--- begin Task input ---

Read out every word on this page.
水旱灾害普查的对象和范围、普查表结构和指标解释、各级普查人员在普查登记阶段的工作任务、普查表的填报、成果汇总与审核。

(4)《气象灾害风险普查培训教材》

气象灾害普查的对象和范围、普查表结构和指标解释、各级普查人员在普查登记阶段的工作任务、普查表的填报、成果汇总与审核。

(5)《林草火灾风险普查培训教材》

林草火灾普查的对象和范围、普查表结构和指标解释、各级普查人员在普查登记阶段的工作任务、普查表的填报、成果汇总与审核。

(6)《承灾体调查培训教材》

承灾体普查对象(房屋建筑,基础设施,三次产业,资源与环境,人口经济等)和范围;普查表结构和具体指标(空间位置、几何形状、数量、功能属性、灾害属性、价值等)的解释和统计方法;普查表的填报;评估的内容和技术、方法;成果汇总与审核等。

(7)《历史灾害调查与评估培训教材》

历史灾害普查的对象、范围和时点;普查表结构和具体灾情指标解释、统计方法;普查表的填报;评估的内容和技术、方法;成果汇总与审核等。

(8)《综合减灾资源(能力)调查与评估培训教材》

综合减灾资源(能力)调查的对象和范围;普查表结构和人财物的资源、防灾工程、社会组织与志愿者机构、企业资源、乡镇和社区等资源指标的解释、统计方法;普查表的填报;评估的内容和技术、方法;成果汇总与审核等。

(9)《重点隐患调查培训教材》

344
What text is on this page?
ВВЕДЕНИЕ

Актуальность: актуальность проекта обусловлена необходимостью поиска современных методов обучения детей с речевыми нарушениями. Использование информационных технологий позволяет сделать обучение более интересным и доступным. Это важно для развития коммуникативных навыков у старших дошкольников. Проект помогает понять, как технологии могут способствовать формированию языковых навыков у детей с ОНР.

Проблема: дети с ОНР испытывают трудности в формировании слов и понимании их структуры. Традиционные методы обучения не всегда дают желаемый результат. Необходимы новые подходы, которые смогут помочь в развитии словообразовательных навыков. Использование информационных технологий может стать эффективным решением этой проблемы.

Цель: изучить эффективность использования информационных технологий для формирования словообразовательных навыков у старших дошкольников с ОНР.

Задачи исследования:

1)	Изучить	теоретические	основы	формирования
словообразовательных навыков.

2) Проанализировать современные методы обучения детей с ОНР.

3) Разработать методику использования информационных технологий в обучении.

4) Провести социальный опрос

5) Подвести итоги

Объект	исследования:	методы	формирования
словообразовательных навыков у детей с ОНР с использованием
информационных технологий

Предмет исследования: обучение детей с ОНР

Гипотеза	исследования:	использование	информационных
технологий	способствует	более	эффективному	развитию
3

--- end Task input ---

Write the material out exactly, with nothing left out.

* Exercise answer *
Read out every word on this page.
水旱灾害普查的对象和范围、普查表结构和指标解释、各级普查人员在普查登记阶段的工作任务、普查表的填报、成果汇总与审核。

(4)《气象灾害风险普查培训教材》

气象灾害普查的对象和范围、普查表结构和指标解释、各级普查人员在普查登记阶段的工作任务、普查表的填报、成果汇总与审核。

(5)《林草火灾风险普查培训教材》

林草火灾普查的对象和范围、普查表结构和指标解释、各级普查人员在普查登记阶段的工作任务、普查表的填报、成果汇总与审核。

(6)《承灾体调查培训教材》

承灾体普查对象(房屋建筑,基础设施,三次产业,资源与环境,人口经济等)和范围;普查表结构和具体指标(空间位置、几何形状、数量、功能属性、灾害属性、价值等)的解释和统计方法;普查表的填报;评估的内容和技术、方法;成果汇总与审核等。

(7)《历史灾害调查与评估培训教材》

历史灾害普查的对象、范围和时点;普查表结构和具体灾情指标解释、统计方法;普查表的填报;评估的内容和技术、方法;成果汇总与审核等。

(8)《综合减灾资源(能力)调查与评估培训教材》

综合减灾资源(能力)调查的对象和范围;普查表结构和人财物的资源、防灾工程、社会组织与志愿者机构、企业资源、乡镇和社区等资源指标的解释、统计方法;普查表的填报;评估的内容和技术、方法;成果汇总与审核等。

(9)《重点隐患调查培训教材》

344
What text is on this page?
ВВЕДЕНИЕ

Актуальность: актуальность проекта обусловлена необходимостью поиска современных методов обучения детей с речевыми нарушениями. Использование информационных технологий позволяет сделать обучение более интересным и доступным. Это важно для развития коммуникативных навыков у старших дошкольников. Проект помогает понять, как технологии могут способствовать формированию языковых навыков у детей с ОНР.

Проблема: дети с ОНР испытывают трудности в формировании слов и понимании их структуры. Традиционные методы обучения не всегда дают желаемый результат. Необходимы новые подходы, которые смогут помочь в развитии словообразовательных навыков. Использование информационных технологий может стать эффективным решением этой проблемы.

Цель: изучить эффективность использования информационных технологий для формирования словообразовательных навыков у старших дошкольников с ОНР.

Задачи исследования:

1)	Изучить	теоретические	основы	формирования
словообразовательных навыков.

2) Проанализировать современные методы обучения детей с ОНР.

3) Разработать методику использования информационных технологий в обучении.

4) Провести социальный опрос

5) Подвести итоги

Объект	исследования:	методы	формирования
словообразовательных навыков у детей с ОНР с использованием
информационных технологий

Предмет исследования: обучение детей с ОНР

Гипотеза	исследования:	использование	информационных
технологий	способствует	более	эффективному	развитию
3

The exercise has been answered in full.